Output every record below exactly as it appears.

--- start Task data ---

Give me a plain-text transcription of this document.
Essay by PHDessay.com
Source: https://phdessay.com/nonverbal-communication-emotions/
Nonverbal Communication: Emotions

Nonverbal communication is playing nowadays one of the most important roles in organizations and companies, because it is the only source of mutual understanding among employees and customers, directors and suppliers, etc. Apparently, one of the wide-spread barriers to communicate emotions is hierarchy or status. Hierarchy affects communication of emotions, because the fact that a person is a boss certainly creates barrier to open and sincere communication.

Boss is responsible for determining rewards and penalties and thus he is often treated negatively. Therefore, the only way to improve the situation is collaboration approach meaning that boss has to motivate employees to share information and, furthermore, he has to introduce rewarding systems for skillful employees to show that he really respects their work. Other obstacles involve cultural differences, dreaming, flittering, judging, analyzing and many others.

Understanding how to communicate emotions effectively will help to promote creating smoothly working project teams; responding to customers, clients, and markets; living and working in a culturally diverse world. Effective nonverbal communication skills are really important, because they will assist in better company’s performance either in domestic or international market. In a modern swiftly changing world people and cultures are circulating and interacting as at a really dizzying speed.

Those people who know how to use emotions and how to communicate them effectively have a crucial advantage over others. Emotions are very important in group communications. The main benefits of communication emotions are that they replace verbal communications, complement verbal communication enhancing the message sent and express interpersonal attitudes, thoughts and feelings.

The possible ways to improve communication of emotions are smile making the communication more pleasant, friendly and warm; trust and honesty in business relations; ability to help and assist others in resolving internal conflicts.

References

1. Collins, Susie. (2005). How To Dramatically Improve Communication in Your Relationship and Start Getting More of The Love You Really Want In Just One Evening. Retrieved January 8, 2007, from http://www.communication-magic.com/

--- end Task data ---

### Solution to this problem
Give me a plain-text transcription of this document.
Essay by PHDessay.com
Source: https://phdessay.com/nonverbal-communication-emotions/
Nonverbal Communication: Emotions

Nonverbal communication is playing nowadays one of the most important roles in organizations and companies, because it is the only source of mutual understanding among employees and customers, directors and suppliers, etc. Apparently, one of the wide-spread barriers to communicate emotions is hierarchy or status. Hierarchy affects communication of emotions, because the fact that a person is a boss certainly creates barrier to open and sincere communication.

Boss is responsible for determining rewards and penalties and thus he is often treated negatively. Therefore, the only way to improve the situation is collaboration approach meaning that boss has to motivate employees to share information and, furthermore, he has to introduce rewarding systems for skillful employees to show that he really respects their work. Other obstacles involve cultural differences, dreaming, flittering, judging, analyzing and many others.

Understanding how to communicate emotions effectively will help to promote creating smoothly working project teams; responding to customers, clients, and markets; living and working in a culturally diverse world. Effective nonverbal communication skills are really important, because they will assist in better company’s performance either in domestic or international market. In a modern swiftly changing world people and cultures are circulating and interacting as at a really dizzying speed.

Those people who know how to use emotions and how to communicate them effectively have a crucial advantage over others. Emotions are very important in group communications. The main benefits of communication emotions are that they replace verbal communications, complement verbal communication enhancing the message sent and express interpersonal attitudes, thoughts and feelings.

The possible ways to improve communication of emotions are smile making the communication more pleasant, friendly and warm; trust and honesty in business relations; ability to help and assist others in resolving internal conflicts.

References

1. Collins, Susie. (2005). How To Dramatically Improve Communication in Your Relationship and Start Getting More of The Love You Really Want In Just One Evening. Retrieved January 8, 2007, from http://www.communication-magic.com/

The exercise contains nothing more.